_THE REQUEST_: Each line that follows is to be retyped exactly.

Some records:
..........
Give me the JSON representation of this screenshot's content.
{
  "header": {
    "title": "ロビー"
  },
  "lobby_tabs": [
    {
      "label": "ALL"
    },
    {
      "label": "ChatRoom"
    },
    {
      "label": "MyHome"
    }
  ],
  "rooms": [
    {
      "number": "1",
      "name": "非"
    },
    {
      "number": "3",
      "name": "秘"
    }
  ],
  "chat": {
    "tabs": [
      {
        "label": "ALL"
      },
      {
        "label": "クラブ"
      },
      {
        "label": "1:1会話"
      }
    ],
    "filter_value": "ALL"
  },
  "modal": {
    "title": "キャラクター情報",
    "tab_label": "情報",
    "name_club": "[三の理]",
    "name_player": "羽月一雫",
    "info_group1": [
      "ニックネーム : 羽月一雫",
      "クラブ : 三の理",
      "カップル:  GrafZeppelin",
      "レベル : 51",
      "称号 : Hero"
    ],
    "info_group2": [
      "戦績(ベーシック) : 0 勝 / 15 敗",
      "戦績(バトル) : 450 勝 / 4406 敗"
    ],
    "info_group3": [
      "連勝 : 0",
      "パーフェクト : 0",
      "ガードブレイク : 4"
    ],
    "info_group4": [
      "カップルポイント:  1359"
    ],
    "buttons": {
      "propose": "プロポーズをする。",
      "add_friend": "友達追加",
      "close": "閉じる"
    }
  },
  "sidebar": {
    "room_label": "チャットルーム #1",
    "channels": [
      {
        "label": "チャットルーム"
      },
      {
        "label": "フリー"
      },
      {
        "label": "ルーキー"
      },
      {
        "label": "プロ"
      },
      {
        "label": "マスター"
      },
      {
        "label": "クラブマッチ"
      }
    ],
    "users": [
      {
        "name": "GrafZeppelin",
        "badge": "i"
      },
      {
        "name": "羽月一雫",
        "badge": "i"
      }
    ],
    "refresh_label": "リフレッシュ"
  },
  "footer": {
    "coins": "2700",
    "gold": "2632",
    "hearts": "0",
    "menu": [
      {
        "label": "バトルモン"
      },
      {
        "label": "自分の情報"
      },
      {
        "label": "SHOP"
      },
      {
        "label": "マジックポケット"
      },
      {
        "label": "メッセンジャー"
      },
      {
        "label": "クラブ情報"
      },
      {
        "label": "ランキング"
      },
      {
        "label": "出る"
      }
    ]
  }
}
..........
_FULL SOLUTION_:
Give me the JSON representation of this screenshot's content.
{
  "header": {
    "title": "ロビー"
  },
  "lobby_tabs": [
    {
      "label": "ALL"
    },
    {
      "label": "ChatRoom"
    },
    {
      "label": "MyHome"
    }
  ],
  "rooms": [
    {
      "number": "1",
      "name": "非"
    },
    {
      "number": "3",
      "name": "秘"
    }
  ],
  "chat": {
    "tabs": [
      {
        "label": "ALL"
      },
      {
        "label": "クラブ"
      },
      {
        "label": "1:1会話"
      }
    ],
    "filter_value": "ALL"
  },
  "modal": {
    "title": "キャラクター情報",
    "tab_label": "情報",
    "name_club": "[三の理]",
    "name_player": "羽月一雫",
    "info_group1": [
      "ニックネーム : 羽月一雫",
      "クラブ : 三の理",
      "カップル:  GrafZeppelin",
      "レベル : 51",
      "称号 : Hero"
    ],
    "info_group2": [
      "戦績(ベーシック) : 0 勝 / 15 敗",
      "戦績(バトル) : 450 勝 / 4406 敗"
    ],
    "info_group3": [
      "連勝 : 0",
      "パーフェクト : 0",
      "ガードブレイク : 4"
    ],
    "info_group4": [
      "カップルポイント:  1359"
    ],
    "buttons": {
      "propose": "プロポーズをする。",
      "add_friend": "友達追加",
      "close": "閉じる"
    }
  },
  "sidebar": {
    "room_label": "チャットルーム #1",
    "channels": [
      {
        "label": "チャットルーム"
      },
      {
        "label": "フリー"
      },
      {
        "label": "ルーキー"
      },
      {
        "label": "プロ"
      },
      {
        "label": "マスター"
      },
      {
        "label": "クラブマッチ"
      }
    ],
    "users": [
      {
        "name": "GrafZeppelin",
        "badge": "i"
      },
      {
        "name": "羽月一雫",
        "badge": "i"
      }
    ],
    "refresh_label": "リフレッシュ"
  },
  "footer": {
    "coins": "2700",
    "gold": "2632",
    "hearts": "0",
    "menu": [
      {
        "label": "バトルモン"
      },
      {
        "label": "自分の情報"
      },
      {
        "label": "SHOP"
      },
      {
        "label": "マジックポケット"
      },
      {
        "label": "メッセンジャー"
      },
      {
        "label": "クラブ情報"
      },
      {
        "label": "ランキング"
      },
      {
        "label": "出る"
      }
    ]
  }
}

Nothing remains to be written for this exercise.